**REQUIRED TASK**
Read the entries below and pull out each line with the string "columns".

**MATERIAL PROVIDED**

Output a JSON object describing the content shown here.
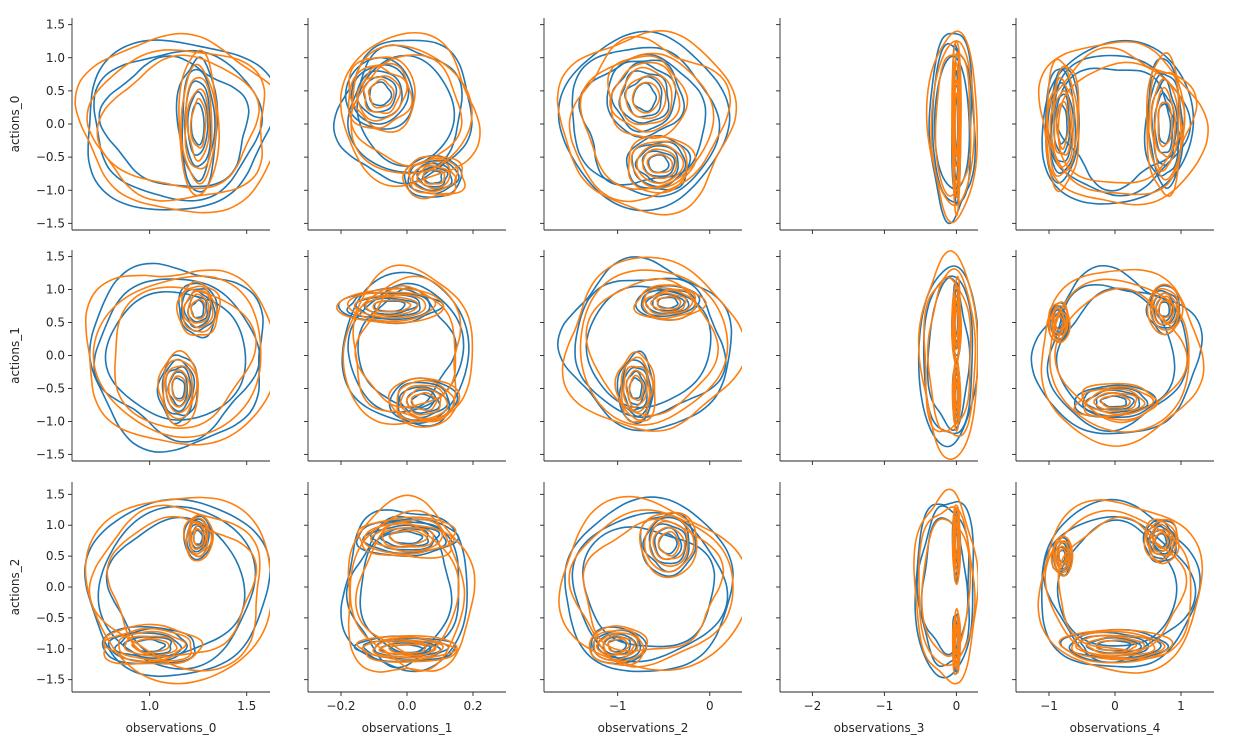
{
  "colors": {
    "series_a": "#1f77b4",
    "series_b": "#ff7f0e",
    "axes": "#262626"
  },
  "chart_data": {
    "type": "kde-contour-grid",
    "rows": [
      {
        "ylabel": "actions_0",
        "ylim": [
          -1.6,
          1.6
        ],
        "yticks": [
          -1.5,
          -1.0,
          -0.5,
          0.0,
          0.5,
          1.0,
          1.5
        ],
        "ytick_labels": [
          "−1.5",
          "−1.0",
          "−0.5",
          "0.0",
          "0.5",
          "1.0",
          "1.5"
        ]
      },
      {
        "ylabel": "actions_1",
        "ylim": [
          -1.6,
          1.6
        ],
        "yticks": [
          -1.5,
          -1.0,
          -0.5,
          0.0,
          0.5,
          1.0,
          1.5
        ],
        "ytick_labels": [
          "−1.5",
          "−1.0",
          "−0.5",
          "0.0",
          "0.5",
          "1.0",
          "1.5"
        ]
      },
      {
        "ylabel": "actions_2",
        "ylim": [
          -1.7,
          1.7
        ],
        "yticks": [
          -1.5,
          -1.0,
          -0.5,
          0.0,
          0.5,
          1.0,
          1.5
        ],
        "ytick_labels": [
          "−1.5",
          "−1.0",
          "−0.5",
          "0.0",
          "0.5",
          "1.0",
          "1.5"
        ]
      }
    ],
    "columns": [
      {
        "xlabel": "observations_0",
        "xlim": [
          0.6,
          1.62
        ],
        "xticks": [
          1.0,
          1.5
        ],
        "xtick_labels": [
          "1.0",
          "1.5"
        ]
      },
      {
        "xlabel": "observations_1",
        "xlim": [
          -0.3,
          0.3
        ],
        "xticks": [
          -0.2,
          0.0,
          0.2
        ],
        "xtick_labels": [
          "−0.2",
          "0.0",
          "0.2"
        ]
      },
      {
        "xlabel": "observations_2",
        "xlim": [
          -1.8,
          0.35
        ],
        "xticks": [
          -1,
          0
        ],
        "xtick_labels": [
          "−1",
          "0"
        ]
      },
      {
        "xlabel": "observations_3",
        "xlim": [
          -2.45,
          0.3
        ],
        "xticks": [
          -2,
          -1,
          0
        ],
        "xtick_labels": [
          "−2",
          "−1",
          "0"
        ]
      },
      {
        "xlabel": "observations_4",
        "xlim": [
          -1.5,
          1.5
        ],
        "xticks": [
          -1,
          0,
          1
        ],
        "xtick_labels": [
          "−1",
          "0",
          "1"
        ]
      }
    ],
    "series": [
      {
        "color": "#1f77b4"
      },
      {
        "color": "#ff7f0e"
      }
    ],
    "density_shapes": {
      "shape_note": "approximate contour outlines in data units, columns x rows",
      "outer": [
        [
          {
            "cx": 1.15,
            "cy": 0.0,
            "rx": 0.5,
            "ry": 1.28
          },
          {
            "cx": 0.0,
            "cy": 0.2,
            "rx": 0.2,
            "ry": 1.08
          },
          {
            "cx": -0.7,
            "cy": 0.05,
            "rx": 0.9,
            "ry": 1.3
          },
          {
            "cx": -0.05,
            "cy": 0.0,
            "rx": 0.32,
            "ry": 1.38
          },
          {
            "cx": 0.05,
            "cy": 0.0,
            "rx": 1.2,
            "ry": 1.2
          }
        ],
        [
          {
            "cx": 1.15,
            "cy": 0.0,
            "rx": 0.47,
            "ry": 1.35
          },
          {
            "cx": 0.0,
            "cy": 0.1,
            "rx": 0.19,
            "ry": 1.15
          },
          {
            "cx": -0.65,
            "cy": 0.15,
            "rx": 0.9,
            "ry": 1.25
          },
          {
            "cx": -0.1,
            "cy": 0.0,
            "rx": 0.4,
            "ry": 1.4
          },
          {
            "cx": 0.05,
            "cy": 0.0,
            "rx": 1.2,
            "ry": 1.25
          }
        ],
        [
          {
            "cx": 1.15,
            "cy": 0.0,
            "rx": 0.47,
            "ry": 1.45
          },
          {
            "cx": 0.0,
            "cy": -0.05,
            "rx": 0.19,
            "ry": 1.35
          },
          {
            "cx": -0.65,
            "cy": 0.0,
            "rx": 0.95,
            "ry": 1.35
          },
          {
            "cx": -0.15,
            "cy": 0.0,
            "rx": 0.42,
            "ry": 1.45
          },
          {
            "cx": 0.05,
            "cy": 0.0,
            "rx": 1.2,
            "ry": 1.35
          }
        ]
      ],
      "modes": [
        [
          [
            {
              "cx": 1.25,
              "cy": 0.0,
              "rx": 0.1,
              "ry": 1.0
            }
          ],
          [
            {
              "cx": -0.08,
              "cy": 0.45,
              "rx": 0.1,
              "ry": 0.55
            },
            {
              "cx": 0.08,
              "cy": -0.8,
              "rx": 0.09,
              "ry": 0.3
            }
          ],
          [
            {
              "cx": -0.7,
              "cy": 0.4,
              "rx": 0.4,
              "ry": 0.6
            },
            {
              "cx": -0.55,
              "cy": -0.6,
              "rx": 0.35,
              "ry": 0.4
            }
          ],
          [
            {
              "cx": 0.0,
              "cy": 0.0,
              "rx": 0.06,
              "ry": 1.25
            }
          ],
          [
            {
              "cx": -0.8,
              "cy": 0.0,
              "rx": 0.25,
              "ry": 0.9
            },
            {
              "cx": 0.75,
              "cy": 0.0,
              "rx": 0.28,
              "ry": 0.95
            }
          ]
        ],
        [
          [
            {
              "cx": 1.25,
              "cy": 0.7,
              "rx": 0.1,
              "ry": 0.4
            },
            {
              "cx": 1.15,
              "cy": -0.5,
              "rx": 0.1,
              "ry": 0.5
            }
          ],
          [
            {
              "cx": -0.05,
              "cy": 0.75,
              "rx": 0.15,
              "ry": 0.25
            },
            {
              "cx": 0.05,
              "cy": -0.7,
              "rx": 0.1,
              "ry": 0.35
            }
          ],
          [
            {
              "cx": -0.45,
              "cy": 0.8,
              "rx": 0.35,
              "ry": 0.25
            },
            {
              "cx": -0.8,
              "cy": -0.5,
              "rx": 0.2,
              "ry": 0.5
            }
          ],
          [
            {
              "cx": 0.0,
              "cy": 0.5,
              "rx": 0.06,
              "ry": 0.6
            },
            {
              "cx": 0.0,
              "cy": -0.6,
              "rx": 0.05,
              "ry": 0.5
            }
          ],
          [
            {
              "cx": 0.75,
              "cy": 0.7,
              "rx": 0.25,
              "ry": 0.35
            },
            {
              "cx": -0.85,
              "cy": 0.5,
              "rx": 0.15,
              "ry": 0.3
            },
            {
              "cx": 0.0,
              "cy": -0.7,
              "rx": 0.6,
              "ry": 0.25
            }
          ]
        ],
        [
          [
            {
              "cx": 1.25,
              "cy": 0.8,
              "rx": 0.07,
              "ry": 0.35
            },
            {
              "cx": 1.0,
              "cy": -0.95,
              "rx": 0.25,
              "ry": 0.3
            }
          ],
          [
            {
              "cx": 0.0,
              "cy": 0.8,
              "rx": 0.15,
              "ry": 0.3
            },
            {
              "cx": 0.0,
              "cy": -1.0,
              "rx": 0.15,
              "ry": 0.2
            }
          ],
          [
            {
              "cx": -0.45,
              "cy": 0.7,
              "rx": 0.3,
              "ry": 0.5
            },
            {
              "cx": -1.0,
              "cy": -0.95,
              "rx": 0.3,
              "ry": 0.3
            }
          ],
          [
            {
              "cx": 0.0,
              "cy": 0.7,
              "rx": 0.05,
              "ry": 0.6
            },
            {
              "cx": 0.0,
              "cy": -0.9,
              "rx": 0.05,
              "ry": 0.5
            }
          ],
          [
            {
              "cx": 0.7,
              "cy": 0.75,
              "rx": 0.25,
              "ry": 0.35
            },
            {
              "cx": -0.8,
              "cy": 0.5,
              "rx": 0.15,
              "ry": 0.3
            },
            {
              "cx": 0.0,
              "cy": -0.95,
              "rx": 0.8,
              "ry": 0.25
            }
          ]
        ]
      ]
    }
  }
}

--

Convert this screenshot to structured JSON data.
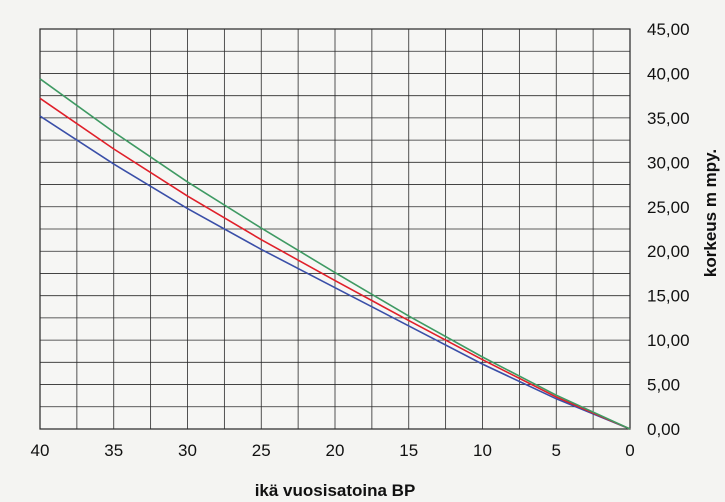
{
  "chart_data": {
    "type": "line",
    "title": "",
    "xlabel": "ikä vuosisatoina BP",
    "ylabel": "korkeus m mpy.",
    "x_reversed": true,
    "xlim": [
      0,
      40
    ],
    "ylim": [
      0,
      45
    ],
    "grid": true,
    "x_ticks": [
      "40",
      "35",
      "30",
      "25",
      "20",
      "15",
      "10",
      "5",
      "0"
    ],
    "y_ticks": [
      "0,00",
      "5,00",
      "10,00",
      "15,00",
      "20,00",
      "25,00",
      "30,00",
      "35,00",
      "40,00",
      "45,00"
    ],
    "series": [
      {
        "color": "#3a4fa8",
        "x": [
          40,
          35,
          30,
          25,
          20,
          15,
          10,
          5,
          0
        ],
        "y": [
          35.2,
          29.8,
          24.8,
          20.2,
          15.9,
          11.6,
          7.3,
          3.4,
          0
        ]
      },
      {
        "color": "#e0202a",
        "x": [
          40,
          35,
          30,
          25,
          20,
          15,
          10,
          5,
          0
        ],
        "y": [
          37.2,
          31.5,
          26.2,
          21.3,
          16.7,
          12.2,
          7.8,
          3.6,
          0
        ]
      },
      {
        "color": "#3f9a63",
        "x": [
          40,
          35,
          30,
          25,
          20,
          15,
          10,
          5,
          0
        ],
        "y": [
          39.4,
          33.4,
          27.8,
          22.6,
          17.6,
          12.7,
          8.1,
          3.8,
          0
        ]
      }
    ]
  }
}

**RESPONSE TO THE TASK**
    "columns": [
      "shape_note": "approximate contour outlines in data units, columns x rows",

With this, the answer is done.